- **Data shown**
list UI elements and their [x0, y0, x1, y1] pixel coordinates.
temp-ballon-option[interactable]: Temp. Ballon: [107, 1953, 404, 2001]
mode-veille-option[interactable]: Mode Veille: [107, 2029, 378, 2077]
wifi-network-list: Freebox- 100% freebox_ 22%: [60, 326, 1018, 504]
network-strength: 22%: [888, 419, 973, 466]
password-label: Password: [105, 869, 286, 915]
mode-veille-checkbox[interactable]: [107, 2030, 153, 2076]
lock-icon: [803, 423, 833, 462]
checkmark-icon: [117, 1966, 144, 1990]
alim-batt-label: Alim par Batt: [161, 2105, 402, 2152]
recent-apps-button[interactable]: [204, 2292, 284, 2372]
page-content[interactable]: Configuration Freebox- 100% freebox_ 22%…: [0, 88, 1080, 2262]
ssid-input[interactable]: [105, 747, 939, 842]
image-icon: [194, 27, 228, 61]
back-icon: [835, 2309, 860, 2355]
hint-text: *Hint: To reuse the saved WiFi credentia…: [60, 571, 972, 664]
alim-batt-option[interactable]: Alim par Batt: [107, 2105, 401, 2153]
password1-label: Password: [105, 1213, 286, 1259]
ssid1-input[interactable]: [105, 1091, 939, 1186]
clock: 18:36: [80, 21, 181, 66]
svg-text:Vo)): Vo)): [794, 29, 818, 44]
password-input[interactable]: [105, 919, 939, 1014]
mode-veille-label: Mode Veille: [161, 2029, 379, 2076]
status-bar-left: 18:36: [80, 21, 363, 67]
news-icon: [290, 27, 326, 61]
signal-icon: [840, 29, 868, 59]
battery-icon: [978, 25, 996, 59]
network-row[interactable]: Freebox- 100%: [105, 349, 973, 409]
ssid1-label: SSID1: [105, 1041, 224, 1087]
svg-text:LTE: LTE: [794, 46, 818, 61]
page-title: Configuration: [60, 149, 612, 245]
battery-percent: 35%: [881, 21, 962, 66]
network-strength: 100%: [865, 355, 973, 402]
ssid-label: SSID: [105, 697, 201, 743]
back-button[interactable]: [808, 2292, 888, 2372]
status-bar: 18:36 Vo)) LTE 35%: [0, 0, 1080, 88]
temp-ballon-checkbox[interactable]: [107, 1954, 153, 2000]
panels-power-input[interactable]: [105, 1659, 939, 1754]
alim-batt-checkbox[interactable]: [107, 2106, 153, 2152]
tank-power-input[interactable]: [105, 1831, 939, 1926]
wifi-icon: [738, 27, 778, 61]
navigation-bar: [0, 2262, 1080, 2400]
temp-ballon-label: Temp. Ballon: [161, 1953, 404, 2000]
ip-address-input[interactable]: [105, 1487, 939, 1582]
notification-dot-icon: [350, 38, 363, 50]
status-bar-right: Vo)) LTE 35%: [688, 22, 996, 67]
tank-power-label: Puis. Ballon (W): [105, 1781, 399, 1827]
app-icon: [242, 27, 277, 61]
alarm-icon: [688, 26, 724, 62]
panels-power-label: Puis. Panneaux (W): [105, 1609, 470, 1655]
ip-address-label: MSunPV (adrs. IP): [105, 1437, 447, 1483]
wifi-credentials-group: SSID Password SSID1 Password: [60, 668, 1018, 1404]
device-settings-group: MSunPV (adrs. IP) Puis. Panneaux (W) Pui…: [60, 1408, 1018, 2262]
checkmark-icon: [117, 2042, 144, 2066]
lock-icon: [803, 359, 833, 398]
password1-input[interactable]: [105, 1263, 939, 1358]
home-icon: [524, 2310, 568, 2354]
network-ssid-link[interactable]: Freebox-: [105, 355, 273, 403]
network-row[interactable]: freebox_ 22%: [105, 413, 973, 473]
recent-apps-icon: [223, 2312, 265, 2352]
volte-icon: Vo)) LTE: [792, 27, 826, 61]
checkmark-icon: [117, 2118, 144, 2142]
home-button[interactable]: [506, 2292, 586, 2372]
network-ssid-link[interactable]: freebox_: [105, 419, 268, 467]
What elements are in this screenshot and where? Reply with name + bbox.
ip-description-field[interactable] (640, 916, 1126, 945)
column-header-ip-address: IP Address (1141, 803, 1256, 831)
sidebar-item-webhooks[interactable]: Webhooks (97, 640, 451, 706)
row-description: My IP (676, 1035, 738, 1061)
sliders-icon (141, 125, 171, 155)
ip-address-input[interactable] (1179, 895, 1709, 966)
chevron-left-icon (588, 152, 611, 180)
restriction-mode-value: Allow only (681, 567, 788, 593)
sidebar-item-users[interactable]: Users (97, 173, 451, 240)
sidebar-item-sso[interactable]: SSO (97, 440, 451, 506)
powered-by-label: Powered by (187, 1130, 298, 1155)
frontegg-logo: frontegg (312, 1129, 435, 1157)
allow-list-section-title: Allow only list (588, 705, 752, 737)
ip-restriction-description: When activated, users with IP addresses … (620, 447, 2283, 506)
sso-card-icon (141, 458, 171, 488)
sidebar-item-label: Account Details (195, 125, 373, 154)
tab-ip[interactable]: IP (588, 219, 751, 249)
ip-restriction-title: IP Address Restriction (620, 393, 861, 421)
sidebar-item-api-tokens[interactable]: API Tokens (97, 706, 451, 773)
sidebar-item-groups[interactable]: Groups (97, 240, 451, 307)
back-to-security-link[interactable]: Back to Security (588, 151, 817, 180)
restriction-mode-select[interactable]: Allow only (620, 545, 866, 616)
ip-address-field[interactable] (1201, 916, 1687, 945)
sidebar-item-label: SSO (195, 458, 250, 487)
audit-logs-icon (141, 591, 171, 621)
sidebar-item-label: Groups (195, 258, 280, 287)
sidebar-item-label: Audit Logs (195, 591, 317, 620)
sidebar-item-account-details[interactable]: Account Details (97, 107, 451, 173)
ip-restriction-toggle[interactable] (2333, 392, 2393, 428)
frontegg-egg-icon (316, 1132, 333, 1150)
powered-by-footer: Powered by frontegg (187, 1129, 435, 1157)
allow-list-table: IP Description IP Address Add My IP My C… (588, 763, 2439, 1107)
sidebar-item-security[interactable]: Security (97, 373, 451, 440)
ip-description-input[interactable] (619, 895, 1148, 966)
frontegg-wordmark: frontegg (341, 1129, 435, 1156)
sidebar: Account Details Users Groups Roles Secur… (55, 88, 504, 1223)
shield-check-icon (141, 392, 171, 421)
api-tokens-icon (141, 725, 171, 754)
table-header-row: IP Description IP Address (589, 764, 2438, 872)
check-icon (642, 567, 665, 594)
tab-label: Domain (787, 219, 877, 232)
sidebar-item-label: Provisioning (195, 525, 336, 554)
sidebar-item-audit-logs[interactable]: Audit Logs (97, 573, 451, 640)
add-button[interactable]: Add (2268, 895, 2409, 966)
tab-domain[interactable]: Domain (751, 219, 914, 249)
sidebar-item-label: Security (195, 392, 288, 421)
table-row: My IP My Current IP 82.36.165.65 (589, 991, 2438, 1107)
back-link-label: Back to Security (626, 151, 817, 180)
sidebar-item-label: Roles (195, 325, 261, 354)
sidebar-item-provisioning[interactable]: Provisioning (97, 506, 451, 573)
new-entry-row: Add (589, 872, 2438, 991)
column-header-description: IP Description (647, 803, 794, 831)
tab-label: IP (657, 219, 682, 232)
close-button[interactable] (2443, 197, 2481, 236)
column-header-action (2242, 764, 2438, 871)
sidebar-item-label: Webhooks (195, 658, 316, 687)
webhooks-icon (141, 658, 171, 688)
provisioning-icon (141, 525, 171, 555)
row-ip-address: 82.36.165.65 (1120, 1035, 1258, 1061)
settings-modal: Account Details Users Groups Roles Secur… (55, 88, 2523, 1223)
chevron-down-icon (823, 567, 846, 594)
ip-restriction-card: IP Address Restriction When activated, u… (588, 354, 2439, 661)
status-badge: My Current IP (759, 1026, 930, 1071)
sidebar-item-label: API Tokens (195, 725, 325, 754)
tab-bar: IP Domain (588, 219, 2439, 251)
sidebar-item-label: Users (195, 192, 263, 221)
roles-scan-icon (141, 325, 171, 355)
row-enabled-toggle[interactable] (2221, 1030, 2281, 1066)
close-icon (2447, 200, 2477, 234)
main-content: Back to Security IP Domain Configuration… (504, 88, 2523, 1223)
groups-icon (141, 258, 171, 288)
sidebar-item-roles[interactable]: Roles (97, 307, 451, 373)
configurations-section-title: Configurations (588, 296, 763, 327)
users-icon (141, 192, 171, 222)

- **Goal**
Return the rows from the start of the records through the line containing "svg-text:Vo)): Vo)): [794, 29, 818, 44]", including both ends, copied verbatim.

- **Reply**
list UI elements and their [x0, y0, x1, y1] pixel coordinates.
temp-ballon-option[interactable]: Temp. Ballon: [107, 1953, 404, 2001]
mode-veille-option[interactable]: Mode Veille: [107, 2029, 378, 2077]
wifi-network-list: Freebox- 100% freebox_ 22%: [60, 326, 1018, 504]
network-strength: 22%: [888, 419, 973, 466]
password-label: Password: [105, 869, 286, 915]
mode-veille-checkbox[interactable]: [107, 2030, 153, 2076]
lock-icon: [803, 423, 833, 462]
checkmark-icon: [117, 1966, 144, 1990]
alim-batt-label: Alim par Batt: [161, 2105, 402, 2152]
recent-apps-button[interactable]: [204, 2292, 284, 2372]
page-content[interactable]: Configuration Freebox- 100% freebox_ 22%…: [0, 88, 1080, 2262]
ssid-input[interactable]: [105, 747, 939, 842]
image-icon: [194, 27, 228, 61]
back-icon: [835, 2309, 860, 2355]
hint-text: *Hint: To reuse the saved WiFi credentia…: [60, 571, 972, 664]
alim-batt-option[interactable]: Alim par Batt: [107, 2105, 401, 2153]
password1-label: Password: [105, 1213, 286, 1259]
ssid1-input[interactable]: [105, 1091, 939, 1186]
clock: 18:36: [80, 21, 181, 66]
svg-text:Vo)): Vo)): [794, 29, 818, 44]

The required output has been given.